### Problem description
Each line below with the string "Email" should be copied.

### Data records
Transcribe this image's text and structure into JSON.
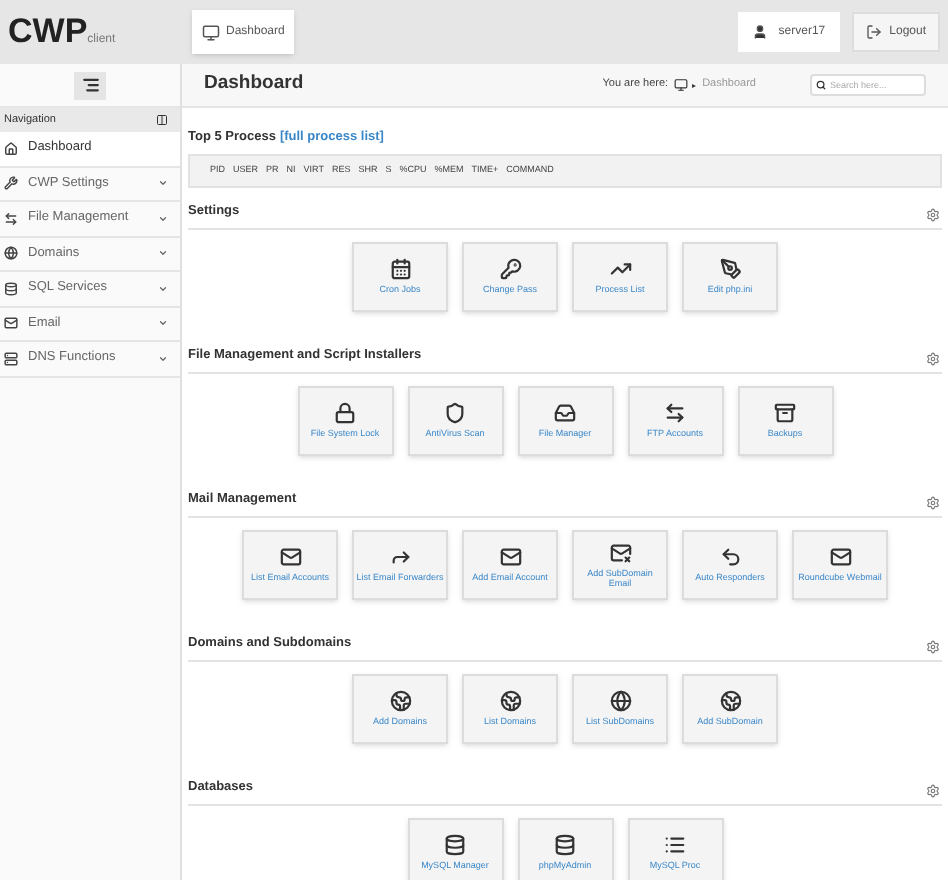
{
  "logo": {
    "main": "CWP",
    "sub": "client"
  },
  "top_tab": {
    "label": "Dashboard"
  },
  "user": {
    "name": "server17"
  },
  "logout": {
    "label": "Logout"
  },
  "sidebar": {
    "title": "Navigation",
    "items": [
      {
        "label": "Dashboard",
        "has_caret": false,
        "selected": true
      },
      {
        "label": "CWP Settings",
        "has_caret": true,
        "selected": false
      },
      {
        "label": "File Management",
        "has_caret": true,
        "selected": false
      },
      {
        "label": "Domains",
        "has_caret": true,
        "selected": false
      },
      {
        "label": "SQL Services",
        "has_caret": true,
        "selected": false
      },
      {
        "label": "Email",
        "has_caret": true,
        "selected": false
      },
      {
        "label": "DNS Functions",
        "has_caret": true,
        "selected": false
      }
    ]
  },
  "page": {
    "title": "Dashboard",
    "breadcrumb_label": "You are here:",
    "breadcrumb_sep": "▸",
    "breadcrumb_current": "Dashboard",
    "search_placeholder": "Search here..."
  },
  "process": {
    "title": "Top 5 Process",
    "link": "[full process list]",
    "columns": [
      "PID",
      "USER",
      "PR",
      "NI",
      "VIRT",
      "RES",
      "SHR",
      "S",
      "%CPU",
      "%MEM",
      "TIME+",
      "COMMAND"
    ]
  },
  "sections": [
    {
      "title": "Settings",
      "tiles": [
        {
          "label": "Cron Jobs"
        },
        {
          "label": "Change Pass"
        },
        {
          "label": "Process List"
        },
        {
          "label": "Edit php.ini"
        }
      ]
    },
    {
      "title": "File Management and Script Installers",
      "tiles": [
        {
          "label": "File System Lock"
        },
        {
          "label": "AntiVirus Scan"
        },
        {
          "label": "File Manager"
        },
        {
          "label": "FTP Accounts"
        },
        {
          "label": "Backups"
        }
      ]
    },
    {
      "title": "Mail Management",
      "tiles": [
        {
          "label": "List Email Accounts"
        },
        {
          "label": "List Email Forwarders"
        },
        {
          "label": "Add Email Account"
        },
        {
          "label": "Add SubDomain Email"
        },
        {
          "label": "Auto Responders"
        },
        {
          "label": "Roundcube Webmail"
        }
      ]
    },
    {
      "title": "Domains and Subdomains",
      "tiles": [
        {
          "label": "Add Domains"
        },
        {
          "label": "List Domains"
        },
        {
          "label": "List SubDomains"
        },
        {
          "label": "Add SubDomain"
        }
      ]
    },
    {
      "title": "Databases",
      "tiles": [
        {
          "label": "MySQL Manager"
        },
        {
          "label": "phpMyAdmin"
        },
        {
          "label": "MySQL Proc"
        }
      ]
    }
  ]
}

### Reply
        "label": "Email",
          "label": "List Email Accounts"
          "label": "List Email Forwarders"
          "label": "Add Email Account"
          "label": "Add SubDomain Email"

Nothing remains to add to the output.